Problem to work on:
Which lines contain the word "Moustapha"? Return each of them as written.

(Dataset items)
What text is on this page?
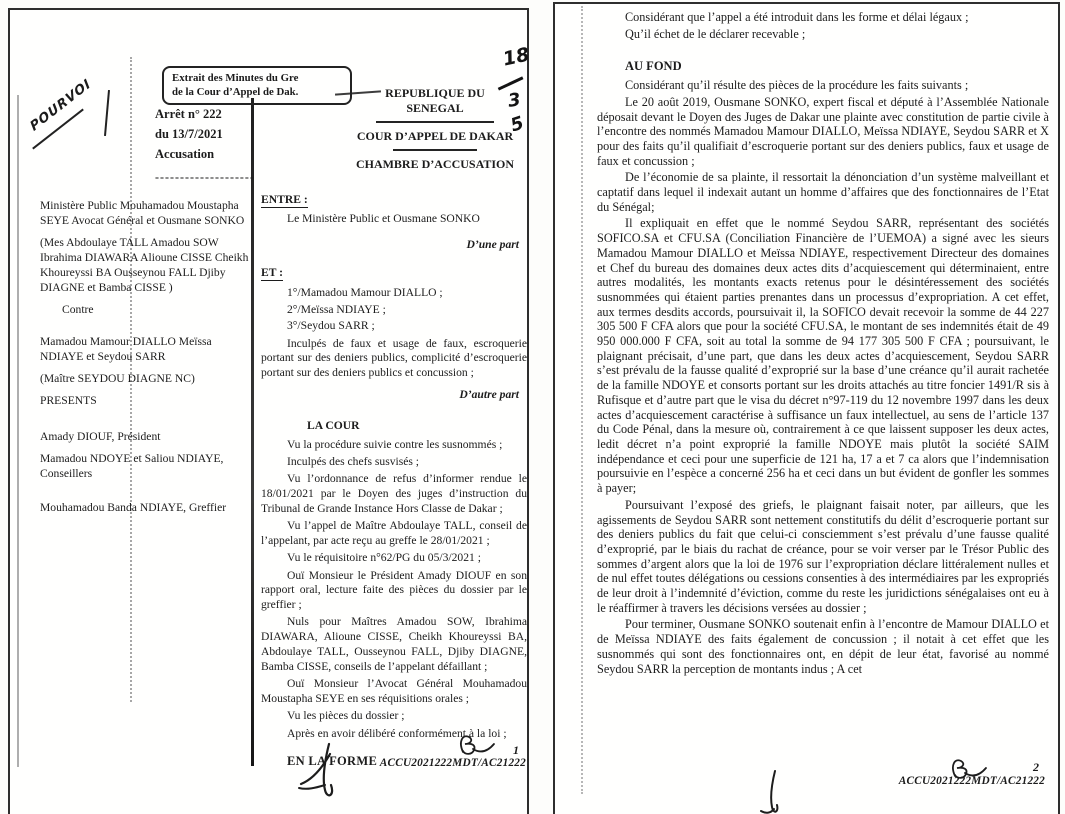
POURVOI	Extrait des Minutes du Gre
de la Cour d’Appel de Dak.
Arrêt n° 222
du 13/7/2021
Accusation
--------------------
REPUBLIQUE DU SENEGAL
COUR D’APPEL DE DAKAR
CHAMBRE D’ACCUSATION
18
3
5

Ministère Public Mouhamadou Moustapha SEYE Avocat Général et Ousmane SONKO

(Mes Abdoulaye TALL Amadou SOW Ibrahima DIAWARA Alioune CISSE Cheikh Khoureyssi BA Ousseynou FALL Djiby DIAGNE et Bamba CISSE )

Contre

Mamadou Mamour DIALLO Meïssa NDIAYE et Seydou SARR

(Maître SEYDOU DIAGNE NC)

PRESENTS

Amady DIOUF, Président

Mamadou NDOYE et Saliou NDIAYE, Conseillers

Mouhamadou Banda NDIAYE, Greffier

ENTRE :
Le Ministère Public et Ousmane SONKO
D’une part
ET :
1°/Mamadou Mamour DIALLO ;
2°/Meïssa NDIAYE ;
3°/Seydou SARR ;
Inculpés de faux et usage de faux, escroquerie portant sur des deniers publics, complicité d’escroquerie portant sur des deniers publics et concussion ;
D’autre part
LA COUR
Vu la procédure suivie contre les susnommés ;
Inculpés des chefs susvisés ;
Vu l’ordonnance de refus d’informer rendue le 18/01/2021 par le Doyen des juges d’instruction du Tribunal de Grande Instance Hors Classe de Dakar ;
Vu l’appel de Maître Abdoulaye TALL, conseil de l’appelant, par acte reçu au greffe le 28/01/2021 ;
Vu le réquisitoire n°62/PG du 05/3/2021 ;
Ouï Monsieur le Président Amady DIOUF en son rapport oral, lecture faite des pièces du dossier par le greffier ;
Nuls pour Maîtres Amadou SOW, Ibrahima DIAWARA, Alioune CISSE, Cheikh Khoureyssi BA, Abdoulaye TALL, Ousseynou FALL, Djiby DIAGNE, Bamba CISSE, conseils de l’appelant défaillant ;
Ouï Monsieur l’Avocat Général Mouhamadou Moustapha SEYE en ses réquisitions orales ;
Vu les pièces du dossier ;
Après en avoir délibéré conformément à la loi ;
EN LA FORME
1
ACCU2021222MDT/AC21222

Considérant que l’appel a été introduit dans les forme et délai légaux ;

Qu’il échet de le déclarer recevable ;

AU FOND

Considérant qu’il résulte des pièces de la procédure les faits suivants ;

Le 20 août 2019, Ousmane SONKO, expert fiscal et député à l’Assemblée Nationale déposait devant le Doyen des Juges de Dakar une plainte avec constitution de partie civile à l’encontre des nommés Mamadou Mamour DIALLO, Meïssa NDIAYE, Seydou SARR et X pour des faits qu’il qualifiait d’escroquerie portant sur des deniers publics, faux et usage de faux et concussion ;

De l’économie de sa plainte, il ressortait la dénonciation d’un système malveillant et captatif dans lequel il indexait autant un homme d’affaires que des fonctionnaires de l’Etat du Sénégal;

Il expliquait en effet que le nommé Seydou SARR, représentant des sociétés SOFICO.SA et CFU.SA (Conciliation Financière de l’UEMOA) a signé avec les sieurs Mamadou Mamour DIALLO et Meïssa NDIAYE, respectivement Directeur des domaines et Chef du bureau des domaines deux actes dits d’acquiescement qui déterminaient, entre autres modalités, les montants exacts retenus pour le désintéressement des sociétés susnommées qui étaient parties prenantes dans un processus d’expropriation. A cet effet, aux termes desdits accords, poursuivait il, la SOFICO devait recevoir la somme de 44 227 305 500 F CFA alors que pour la société CFU.SA, le montant de ses indemnités était de 49 950 000.000 F CFA, soit au total la somme de 94 177 305 500 F CFA ; poursuivant, le plaignant précisait, d’une part, que dans les deux actes d’acquiescement, Seydou SARR s’est prévalu de la fausse qualité d’exproprié sur la base d’une créance qu’il aurait rachetée de la famille NDOYE et consorts portant sur les droits attachés au titre foncier 1491/R sis à Rufisque et d’autre part que le visa du décret n°97-119 du 12 novembre 1997 dans les deux actes d’acquiescement caractérise à suffisance un faux intellectuel, au sens de l’article 137 du Code Pénal, dans la mesure où, contrairement à ce que laissent supposer les deux actes, ledit décret n’a point exproprié la famille NDOYE mais plutôt la société SAIM indépendance et ceci pour une superficie de 121 ha, 17 a et 7 ca alors que l’indemnisation poursuivie en l’espèce a concerné 256 ha et ceci dans un but évident de gonfler les sommes à payer;

Poursuivant l’exposé des griefs, le plaignant faisait noter, par ailleurs, que les agissements de Seydou SARR sont nettement constitutifs du délit d’escroquerie portant sur des deniers publics du fait que celui-ci consciemment s’est prévalu d’une fausse qualité d’exproprié, par le biais du rachat de créance, pour se voir verser par le Trésor Public des sommes d’argent alors que la loi de 1976 sur l’expropriation déclare littéralement nulles et de nul effet toutes délégations ou cessions consenties à des intermédiaires par les expropriés de leur droit à l’indemnité d’éviction, comme du reste les juridictions sénégalaises ont eu à le réaffirmer à travers les décisions versées au dossier ;

Pour terminer, Ousmane SONKO soutenait enfin à l’encontre de Mamour DIALLO et de Meïssa NDIAYE des faits également de concussion ; il notait à cet effet que les susnommés qui sont des fonctionnaires ont, en dépit de leur état, favorisé au nommé Seydou SARR la perception de montants indus ; A cet

2
ACCU2021222MDT/AC21222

Task response:
Ministère Public Mouhamadou Moustapha SEYE Avocat Général et Ousmane SONKO
Ouï Monsieur l’Avocat Général Mouhamadou Moustapha SEYE en ses réquisitions orales ;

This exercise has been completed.